■ Given task: Work out how many lines contain "JSON". Reply with the count alone.

■ Records shown:
• • • • • • •
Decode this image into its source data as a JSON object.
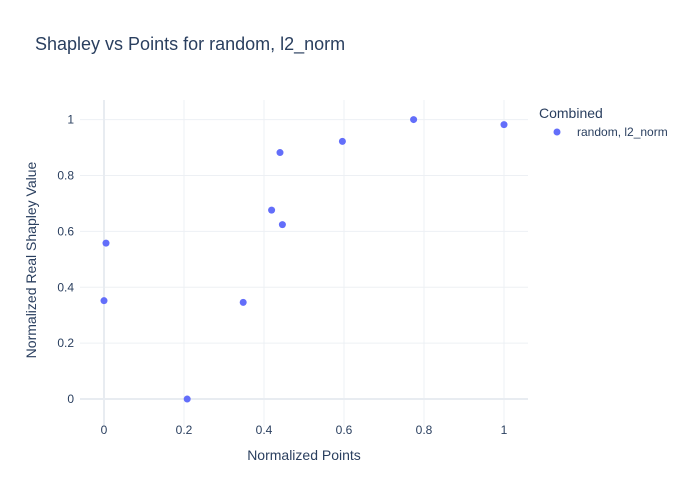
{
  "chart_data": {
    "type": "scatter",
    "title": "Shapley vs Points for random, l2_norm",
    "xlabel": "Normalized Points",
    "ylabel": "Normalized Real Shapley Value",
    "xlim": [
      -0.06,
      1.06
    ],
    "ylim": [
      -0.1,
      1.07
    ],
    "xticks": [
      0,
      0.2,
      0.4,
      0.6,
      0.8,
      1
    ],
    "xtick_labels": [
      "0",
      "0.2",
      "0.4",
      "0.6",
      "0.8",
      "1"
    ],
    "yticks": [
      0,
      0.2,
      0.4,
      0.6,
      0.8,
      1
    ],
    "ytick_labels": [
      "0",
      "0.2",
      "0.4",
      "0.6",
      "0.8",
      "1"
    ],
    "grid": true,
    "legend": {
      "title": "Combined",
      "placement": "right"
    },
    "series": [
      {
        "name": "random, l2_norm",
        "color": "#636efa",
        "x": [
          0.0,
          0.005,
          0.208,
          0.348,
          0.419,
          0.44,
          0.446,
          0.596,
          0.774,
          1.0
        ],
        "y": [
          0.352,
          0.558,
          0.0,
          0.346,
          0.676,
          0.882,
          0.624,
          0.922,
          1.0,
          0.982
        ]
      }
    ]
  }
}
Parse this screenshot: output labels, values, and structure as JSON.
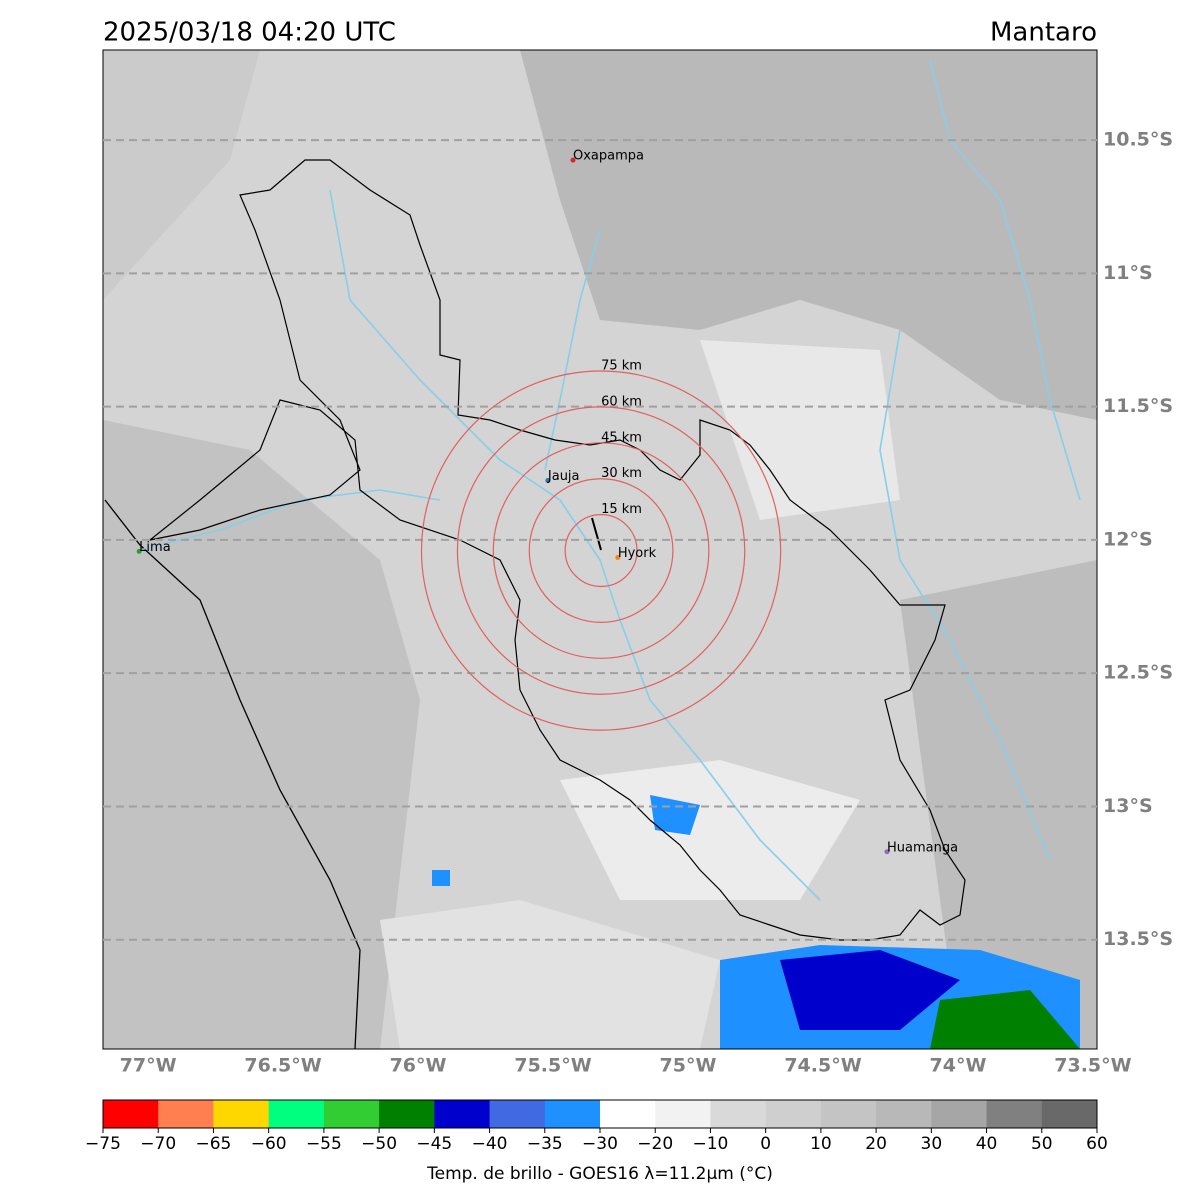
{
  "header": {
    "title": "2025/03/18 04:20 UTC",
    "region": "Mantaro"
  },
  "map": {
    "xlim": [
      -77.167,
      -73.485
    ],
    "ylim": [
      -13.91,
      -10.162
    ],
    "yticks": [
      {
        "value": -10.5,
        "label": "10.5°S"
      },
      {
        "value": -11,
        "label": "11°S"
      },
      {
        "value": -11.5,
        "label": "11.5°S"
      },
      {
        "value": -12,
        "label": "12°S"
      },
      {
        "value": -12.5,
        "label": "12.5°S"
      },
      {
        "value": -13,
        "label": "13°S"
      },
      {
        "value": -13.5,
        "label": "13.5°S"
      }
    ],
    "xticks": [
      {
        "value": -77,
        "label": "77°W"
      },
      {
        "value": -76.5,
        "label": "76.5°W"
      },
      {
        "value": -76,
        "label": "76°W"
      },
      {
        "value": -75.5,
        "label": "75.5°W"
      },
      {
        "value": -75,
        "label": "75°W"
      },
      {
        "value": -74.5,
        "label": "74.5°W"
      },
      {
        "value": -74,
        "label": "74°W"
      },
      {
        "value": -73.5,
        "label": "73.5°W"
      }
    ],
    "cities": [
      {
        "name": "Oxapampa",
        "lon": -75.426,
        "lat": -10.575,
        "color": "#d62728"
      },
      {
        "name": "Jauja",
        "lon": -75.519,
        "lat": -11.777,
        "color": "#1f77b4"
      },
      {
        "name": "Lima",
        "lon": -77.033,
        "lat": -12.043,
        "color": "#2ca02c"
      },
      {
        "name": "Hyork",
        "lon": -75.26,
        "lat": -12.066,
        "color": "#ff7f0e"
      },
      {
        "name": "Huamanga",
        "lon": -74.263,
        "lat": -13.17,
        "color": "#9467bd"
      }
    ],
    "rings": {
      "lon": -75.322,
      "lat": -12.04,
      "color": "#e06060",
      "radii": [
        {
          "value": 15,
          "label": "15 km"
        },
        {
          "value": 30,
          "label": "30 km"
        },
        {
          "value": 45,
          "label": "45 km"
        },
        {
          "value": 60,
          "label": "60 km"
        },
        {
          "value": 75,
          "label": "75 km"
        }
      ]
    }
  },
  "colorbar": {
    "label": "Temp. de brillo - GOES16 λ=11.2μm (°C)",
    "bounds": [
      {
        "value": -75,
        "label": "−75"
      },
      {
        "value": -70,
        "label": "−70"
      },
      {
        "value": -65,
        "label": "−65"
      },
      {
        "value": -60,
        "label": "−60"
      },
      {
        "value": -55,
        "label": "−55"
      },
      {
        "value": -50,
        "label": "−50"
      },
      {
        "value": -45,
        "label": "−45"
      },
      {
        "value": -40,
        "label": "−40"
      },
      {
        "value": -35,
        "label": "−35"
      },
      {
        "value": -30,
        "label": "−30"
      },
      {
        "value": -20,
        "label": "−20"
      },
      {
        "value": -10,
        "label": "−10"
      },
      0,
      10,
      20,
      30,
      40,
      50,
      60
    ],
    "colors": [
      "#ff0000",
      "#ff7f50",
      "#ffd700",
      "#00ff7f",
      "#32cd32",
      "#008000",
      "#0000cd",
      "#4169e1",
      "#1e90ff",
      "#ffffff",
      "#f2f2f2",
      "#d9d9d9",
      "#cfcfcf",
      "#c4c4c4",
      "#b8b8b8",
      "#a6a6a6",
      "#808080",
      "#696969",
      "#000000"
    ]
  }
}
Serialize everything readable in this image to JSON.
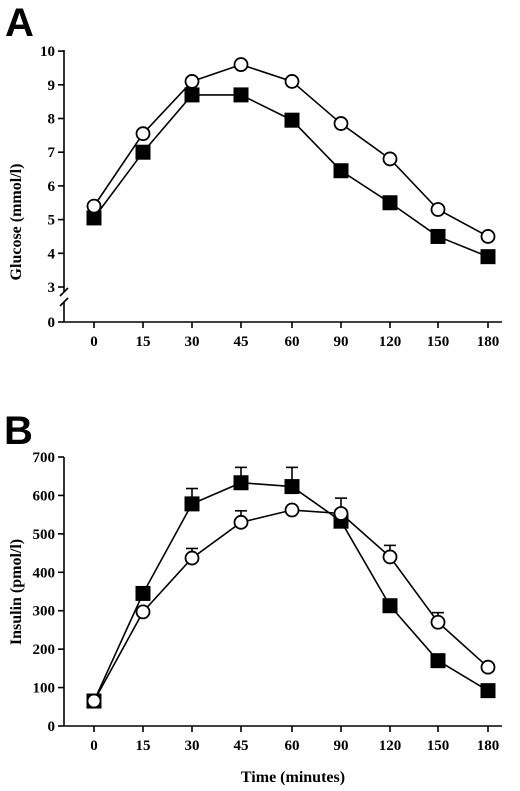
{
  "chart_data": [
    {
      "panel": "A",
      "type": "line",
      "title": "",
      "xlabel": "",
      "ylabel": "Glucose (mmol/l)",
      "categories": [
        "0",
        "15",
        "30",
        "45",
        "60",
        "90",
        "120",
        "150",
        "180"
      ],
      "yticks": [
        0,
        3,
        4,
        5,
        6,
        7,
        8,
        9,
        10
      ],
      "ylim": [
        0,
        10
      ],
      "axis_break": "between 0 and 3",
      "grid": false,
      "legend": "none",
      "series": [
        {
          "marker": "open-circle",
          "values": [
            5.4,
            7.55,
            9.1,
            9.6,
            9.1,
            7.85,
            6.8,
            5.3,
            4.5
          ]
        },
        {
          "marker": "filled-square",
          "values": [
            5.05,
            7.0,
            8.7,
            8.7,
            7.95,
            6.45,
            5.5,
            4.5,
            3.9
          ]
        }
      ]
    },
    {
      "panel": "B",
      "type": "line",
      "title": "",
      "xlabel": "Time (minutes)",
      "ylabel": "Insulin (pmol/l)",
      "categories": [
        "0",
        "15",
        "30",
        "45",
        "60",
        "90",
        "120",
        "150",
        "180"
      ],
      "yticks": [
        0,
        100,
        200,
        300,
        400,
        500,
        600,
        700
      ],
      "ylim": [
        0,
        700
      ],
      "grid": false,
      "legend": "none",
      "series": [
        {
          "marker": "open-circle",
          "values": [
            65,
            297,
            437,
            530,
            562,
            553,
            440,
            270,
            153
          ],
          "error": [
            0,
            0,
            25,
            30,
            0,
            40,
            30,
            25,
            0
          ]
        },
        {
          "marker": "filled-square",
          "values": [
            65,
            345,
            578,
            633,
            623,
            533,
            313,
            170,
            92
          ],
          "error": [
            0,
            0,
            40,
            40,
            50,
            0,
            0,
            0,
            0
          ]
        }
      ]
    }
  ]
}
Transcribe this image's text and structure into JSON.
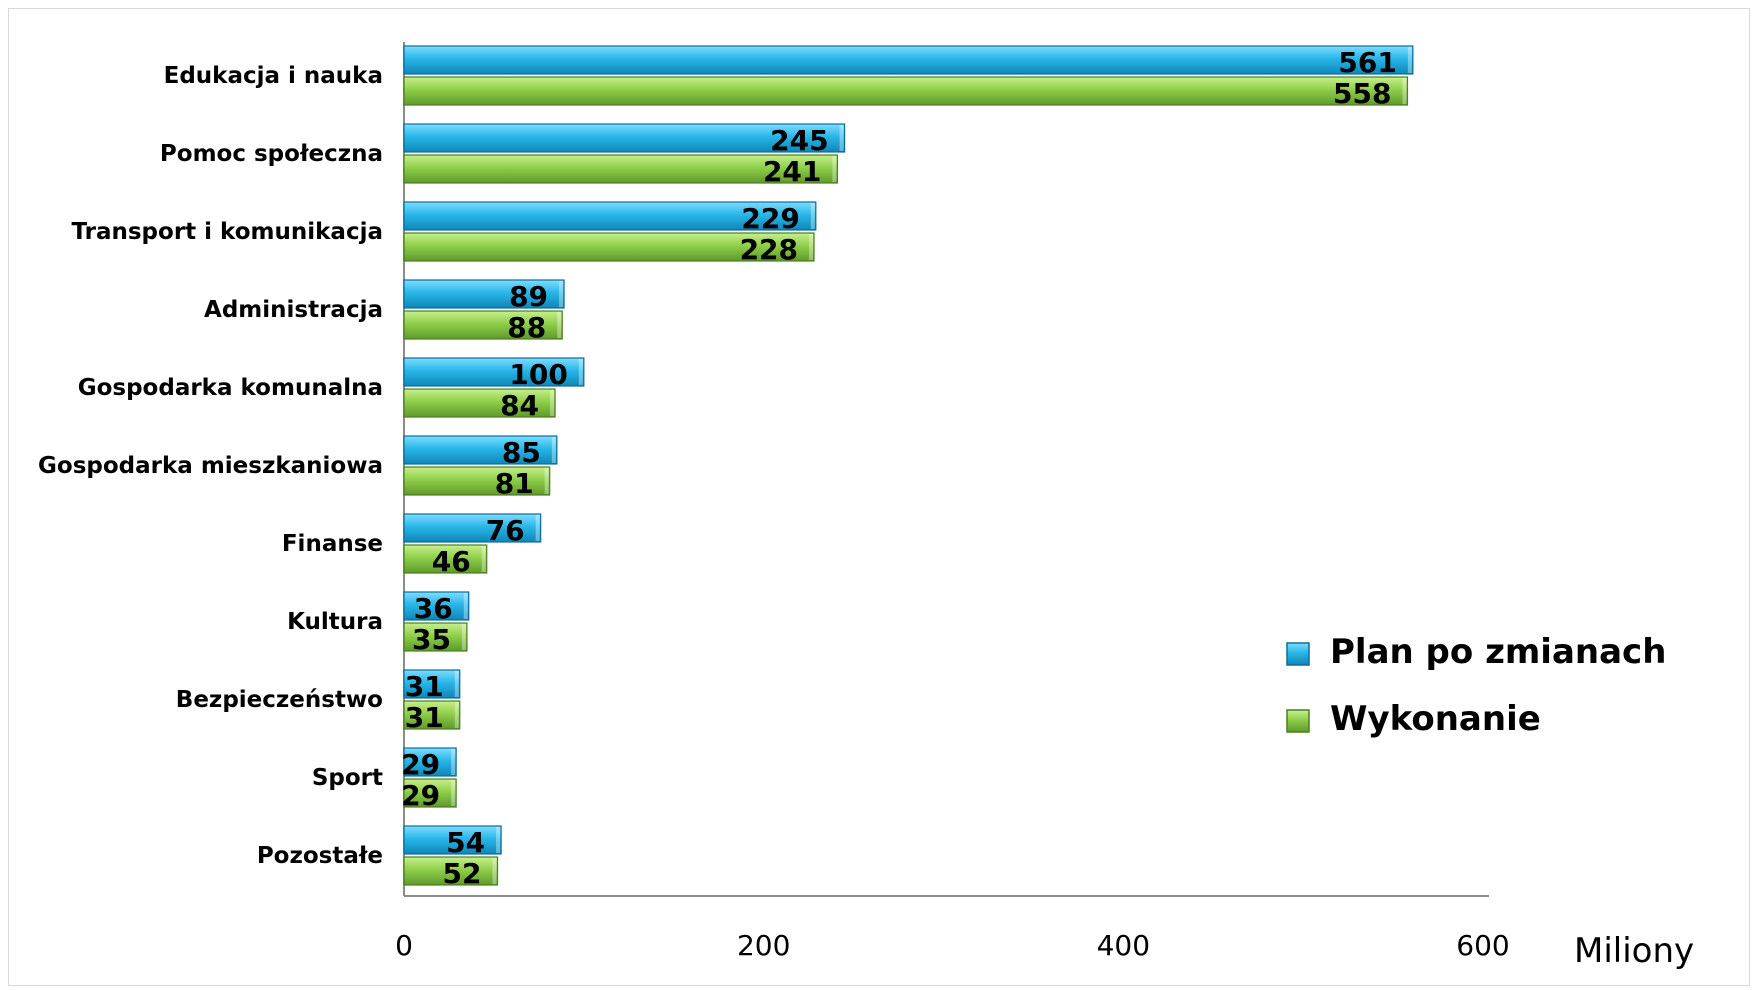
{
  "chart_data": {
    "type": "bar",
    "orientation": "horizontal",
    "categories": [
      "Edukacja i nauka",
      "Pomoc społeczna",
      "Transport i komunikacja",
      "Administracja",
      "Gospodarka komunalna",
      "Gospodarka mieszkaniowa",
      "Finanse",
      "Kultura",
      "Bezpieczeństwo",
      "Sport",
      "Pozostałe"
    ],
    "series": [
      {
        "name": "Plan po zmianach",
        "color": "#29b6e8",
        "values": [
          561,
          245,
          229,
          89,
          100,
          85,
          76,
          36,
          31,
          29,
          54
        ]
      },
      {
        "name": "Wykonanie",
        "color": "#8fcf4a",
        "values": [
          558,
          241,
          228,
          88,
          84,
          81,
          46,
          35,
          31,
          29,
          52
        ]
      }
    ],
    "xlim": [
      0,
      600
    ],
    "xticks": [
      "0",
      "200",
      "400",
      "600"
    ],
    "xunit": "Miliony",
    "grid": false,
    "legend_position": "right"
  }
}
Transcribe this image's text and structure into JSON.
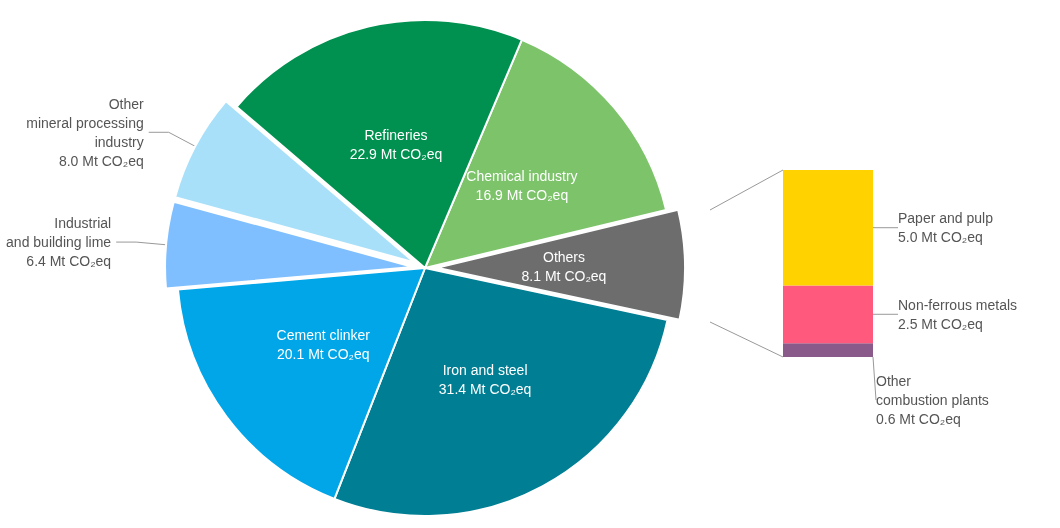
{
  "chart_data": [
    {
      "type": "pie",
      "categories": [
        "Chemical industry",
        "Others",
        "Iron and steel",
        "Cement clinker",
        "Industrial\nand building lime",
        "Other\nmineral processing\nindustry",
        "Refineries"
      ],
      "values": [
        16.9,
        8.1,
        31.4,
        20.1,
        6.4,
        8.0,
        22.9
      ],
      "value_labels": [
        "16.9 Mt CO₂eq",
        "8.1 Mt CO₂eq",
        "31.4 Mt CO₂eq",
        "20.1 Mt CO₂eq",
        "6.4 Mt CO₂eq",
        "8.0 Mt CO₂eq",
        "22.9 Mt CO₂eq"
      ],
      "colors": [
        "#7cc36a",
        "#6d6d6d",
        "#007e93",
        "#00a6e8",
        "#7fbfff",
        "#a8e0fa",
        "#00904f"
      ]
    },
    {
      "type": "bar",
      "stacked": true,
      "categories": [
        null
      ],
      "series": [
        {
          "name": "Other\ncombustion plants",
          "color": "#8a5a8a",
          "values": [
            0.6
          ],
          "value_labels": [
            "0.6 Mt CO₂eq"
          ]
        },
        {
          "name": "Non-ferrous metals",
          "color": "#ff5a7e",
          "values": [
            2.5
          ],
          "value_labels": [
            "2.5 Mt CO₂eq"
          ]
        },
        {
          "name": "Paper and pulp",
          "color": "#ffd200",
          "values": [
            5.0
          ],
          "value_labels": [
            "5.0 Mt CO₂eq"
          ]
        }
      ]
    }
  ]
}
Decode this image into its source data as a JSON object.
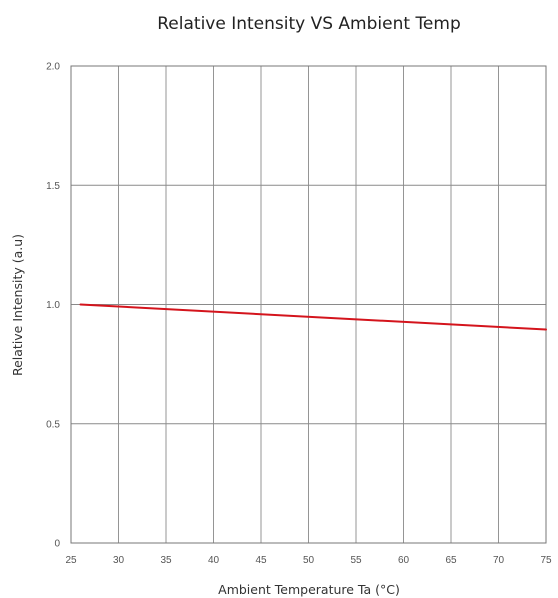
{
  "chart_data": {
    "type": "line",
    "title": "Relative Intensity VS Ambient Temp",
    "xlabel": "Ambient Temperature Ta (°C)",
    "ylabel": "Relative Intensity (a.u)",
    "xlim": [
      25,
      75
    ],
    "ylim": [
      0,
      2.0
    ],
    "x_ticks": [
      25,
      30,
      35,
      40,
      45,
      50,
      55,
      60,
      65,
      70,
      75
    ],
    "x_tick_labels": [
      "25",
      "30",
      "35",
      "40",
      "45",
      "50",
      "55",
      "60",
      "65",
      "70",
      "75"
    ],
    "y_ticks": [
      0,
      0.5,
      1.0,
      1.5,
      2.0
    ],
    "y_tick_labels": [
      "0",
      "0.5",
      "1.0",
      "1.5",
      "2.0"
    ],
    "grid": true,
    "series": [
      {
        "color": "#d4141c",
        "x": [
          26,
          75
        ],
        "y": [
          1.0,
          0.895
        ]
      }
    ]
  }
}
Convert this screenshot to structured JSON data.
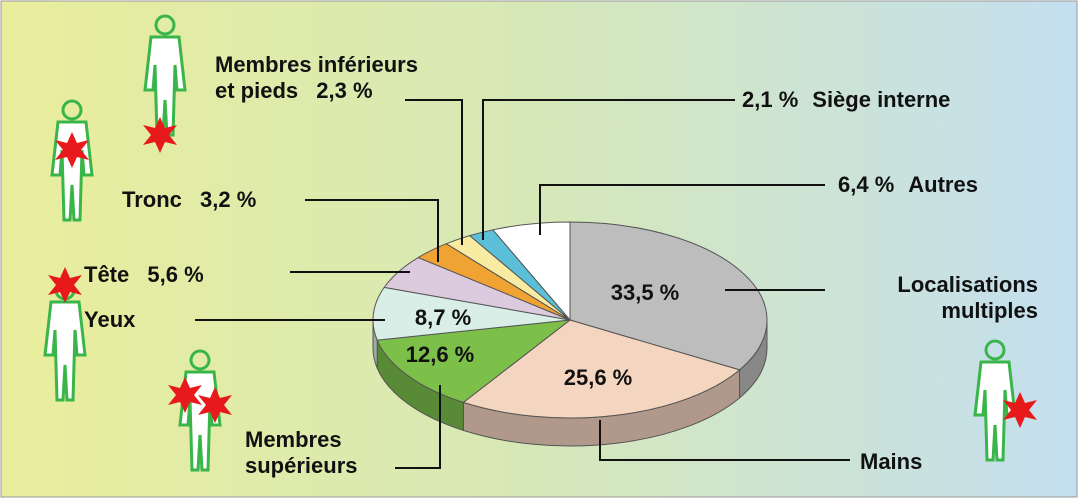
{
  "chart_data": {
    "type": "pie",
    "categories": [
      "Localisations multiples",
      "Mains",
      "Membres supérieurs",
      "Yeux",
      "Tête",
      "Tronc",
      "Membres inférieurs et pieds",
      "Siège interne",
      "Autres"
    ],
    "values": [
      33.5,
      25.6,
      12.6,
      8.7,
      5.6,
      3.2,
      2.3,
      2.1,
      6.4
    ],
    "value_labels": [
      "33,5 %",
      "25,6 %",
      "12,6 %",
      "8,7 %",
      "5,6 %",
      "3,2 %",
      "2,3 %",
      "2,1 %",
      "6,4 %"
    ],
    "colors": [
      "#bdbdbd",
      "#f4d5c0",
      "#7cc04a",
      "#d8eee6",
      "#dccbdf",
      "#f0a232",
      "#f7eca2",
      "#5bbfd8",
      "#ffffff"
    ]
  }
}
• • • • • • •
■ Solution for this task: 7